**RECORD LIST**
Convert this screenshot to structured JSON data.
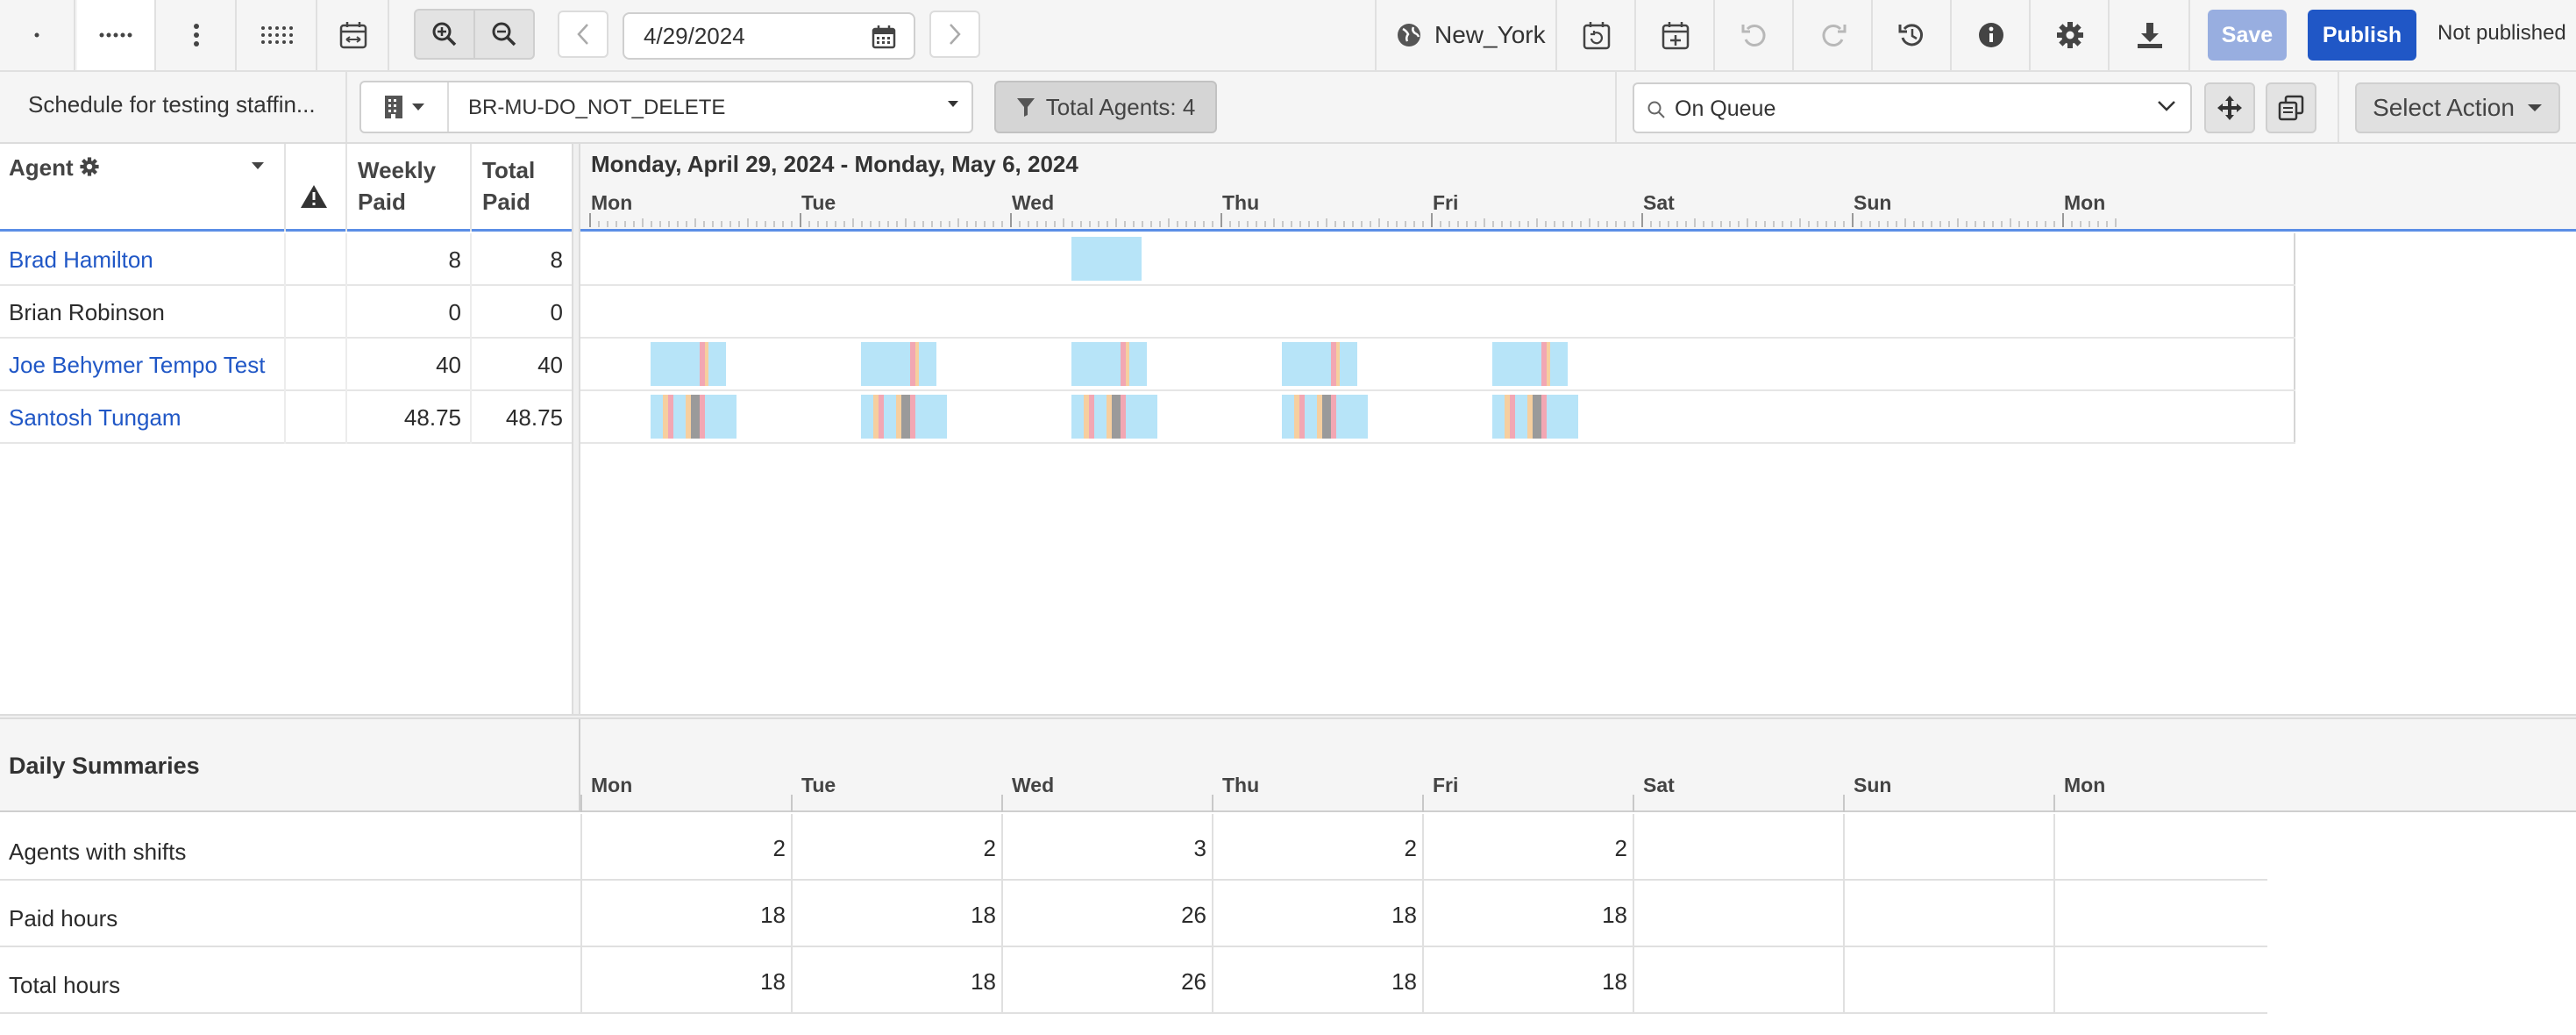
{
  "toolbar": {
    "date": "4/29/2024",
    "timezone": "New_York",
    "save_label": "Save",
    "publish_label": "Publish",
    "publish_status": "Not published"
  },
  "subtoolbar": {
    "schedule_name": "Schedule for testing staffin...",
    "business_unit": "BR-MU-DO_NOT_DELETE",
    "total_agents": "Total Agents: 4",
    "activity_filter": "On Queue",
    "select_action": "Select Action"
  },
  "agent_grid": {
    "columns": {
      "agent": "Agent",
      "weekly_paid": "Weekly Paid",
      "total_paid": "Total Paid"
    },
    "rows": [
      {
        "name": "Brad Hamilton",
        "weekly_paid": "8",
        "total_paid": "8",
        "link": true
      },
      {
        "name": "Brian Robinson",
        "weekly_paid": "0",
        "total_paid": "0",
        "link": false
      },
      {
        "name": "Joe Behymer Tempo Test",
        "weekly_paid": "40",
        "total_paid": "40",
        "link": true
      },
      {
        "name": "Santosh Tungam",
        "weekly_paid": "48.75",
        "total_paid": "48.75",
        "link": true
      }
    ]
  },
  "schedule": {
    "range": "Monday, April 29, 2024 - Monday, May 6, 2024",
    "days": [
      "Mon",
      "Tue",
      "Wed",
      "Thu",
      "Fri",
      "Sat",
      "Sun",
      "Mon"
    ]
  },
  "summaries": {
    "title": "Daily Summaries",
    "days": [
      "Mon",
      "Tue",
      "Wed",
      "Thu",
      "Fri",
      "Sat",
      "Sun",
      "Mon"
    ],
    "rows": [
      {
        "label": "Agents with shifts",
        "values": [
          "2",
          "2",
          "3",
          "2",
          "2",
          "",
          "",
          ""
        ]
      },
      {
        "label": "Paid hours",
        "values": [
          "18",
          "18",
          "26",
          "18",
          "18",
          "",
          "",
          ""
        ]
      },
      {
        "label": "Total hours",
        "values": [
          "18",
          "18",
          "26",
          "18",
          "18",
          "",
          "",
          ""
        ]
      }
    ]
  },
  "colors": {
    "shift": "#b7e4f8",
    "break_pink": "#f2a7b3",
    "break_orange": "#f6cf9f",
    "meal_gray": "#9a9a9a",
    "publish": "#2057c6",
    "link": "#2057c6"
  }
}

* * *

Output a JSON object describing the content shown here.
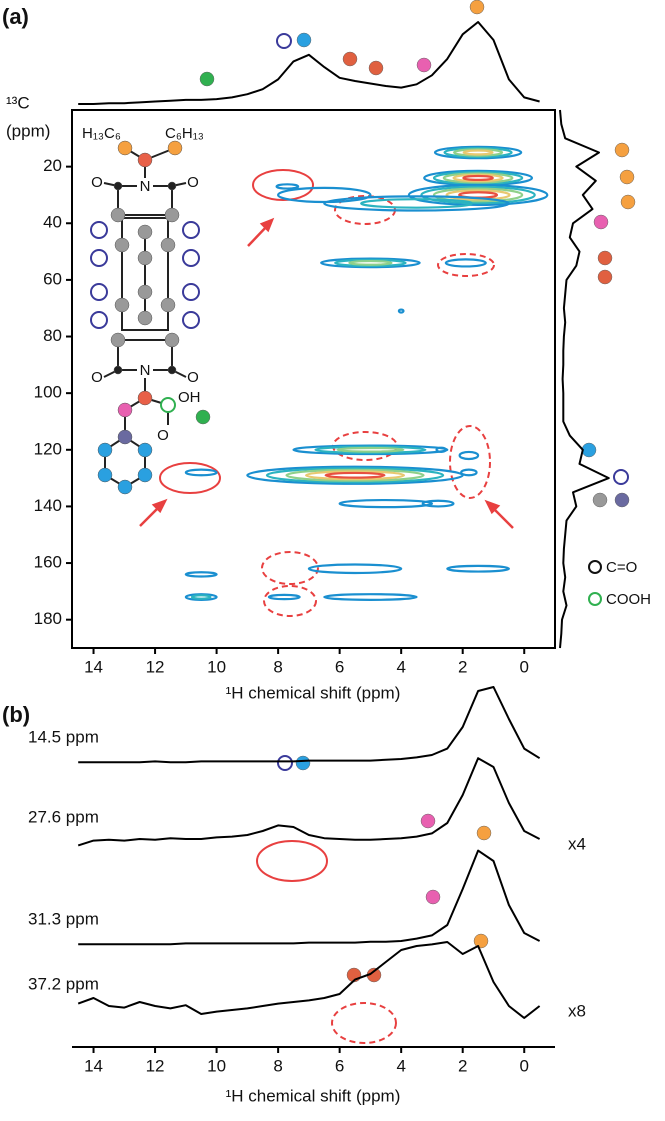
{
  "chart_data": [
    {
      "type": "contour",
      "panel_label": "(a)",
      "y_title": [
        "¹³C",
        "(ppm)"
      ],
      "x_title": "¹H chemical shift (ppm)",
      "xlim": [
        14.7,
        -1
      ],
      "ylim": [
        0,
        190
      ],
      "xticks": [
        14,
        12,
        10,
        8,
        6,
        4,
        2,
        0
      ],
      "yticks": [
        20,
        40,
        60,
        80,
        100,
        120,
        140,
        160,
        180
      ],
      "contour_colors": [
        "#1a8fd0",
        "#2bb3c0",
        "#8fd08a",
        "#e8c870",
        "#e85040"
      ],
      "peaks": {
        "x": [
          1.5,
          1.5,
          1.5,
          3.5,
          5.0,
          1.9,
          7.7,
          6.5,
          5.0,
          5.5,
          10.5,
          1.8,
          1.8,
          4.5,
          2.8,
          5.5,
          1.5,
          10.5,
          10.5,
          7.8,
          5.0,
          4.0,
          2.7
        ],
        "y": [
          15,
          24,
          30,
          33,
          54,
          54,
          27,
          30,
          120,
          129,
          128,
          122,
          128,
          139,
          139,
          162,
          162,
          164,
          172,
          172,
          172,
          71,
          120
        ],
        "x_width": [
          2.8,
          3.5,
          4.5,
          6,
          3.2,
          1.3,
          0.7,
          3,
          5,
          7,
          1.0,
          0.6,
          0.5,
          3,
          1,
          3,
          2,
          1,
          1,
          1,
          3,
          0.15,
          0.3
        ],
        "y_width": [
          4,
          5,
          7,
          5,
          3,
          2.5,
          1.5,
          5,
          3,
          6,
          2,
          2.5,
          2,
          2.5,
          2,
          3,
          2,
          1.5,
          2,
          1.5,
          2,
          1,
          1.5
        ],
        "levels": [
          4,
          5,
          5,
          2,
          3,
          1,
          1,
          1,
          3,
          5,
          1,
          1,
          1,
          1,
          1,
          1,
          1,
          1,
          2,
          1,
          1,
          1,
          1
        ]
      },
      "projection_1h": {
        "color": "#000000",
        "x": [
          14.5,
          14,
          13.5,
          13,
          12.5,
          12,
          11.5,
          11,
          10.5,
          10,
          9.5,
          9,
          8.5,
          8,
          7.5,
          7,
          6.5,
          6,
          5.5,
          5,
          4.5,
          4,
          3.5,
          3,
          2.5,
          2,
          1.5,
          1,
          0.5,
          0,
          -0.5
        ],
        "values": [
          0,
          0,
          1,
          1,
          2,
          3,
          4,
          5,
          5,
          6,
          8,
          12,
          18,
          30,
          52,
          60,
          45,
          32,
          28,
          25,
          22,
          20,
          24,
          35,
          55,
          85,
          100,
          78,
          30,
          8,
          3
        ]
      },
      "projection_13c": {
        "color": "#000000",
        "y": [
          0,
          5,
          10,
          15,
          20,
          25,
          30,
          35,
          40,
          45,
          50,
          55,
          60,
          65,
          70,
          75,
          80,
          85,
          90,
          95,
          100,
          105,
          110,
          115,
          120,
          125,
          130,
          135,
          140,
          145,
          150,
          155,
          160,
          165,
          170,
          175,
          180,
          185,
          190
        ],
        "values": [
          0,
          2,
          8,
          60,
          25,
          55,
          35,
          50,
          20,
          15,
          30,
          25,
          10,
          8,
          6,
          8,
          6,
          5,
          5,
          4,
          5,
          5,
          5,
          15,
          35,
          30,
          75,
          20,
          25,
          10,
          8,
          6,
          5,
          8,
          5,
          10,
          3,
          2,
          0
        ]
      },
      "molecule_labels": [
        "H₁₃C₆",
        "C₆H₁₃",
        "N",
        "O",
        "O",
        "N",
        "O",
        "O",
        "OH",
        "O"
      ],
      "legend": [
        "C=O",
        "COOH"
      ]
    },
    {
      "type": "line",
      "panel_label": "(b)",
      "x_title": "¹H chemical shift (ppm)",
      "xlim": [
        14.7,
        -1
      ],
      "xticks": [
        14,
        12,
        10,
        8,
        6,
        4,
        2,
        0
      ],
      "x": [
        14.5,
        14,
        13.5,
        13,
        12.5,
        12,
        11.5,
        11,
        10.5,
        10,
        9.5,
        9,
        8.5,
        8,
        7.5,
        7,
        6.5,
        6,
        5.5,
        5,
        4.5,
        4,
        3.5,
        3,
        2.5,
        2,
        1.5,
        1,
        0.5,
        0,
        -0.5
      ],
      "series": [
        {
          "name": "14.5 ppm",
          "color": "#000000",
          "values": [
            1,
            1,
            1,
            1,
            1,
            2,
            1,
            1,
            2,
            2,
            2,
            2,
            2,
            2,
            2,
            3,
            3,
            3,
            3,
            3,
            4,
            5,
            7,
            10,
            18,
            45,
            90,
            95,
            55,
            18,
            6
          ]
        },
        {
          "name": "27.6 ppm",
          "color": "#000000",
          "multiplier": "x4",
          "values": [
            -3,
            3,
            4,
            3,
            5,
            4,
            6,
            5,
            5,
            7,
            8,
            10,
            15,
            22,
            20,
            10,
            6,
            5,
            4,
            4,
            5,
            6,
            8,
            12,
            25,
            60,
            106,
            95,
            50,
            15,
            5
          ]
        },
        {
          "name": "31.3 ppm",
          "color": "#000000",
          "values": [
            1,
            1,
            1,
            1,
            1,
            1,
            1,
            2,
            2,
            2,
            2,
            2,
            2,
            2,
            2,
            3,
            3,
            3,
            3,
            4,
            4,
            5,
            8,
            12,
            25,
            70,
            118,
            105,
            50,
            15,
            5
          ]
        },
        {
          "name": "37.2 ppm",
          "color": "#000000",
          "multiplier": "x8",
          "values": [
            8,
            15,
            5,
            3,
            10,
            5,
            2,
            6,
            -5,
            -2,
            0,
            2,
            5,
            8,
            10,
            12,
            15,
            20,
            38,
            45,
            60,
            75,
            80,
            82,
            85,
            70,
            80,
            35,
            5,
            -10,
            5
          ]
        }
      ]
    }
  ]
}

**TASK BRIEF**
Provide the number of lines containing the string "Agents", with no other output.

**OUTPUT BELOW**
2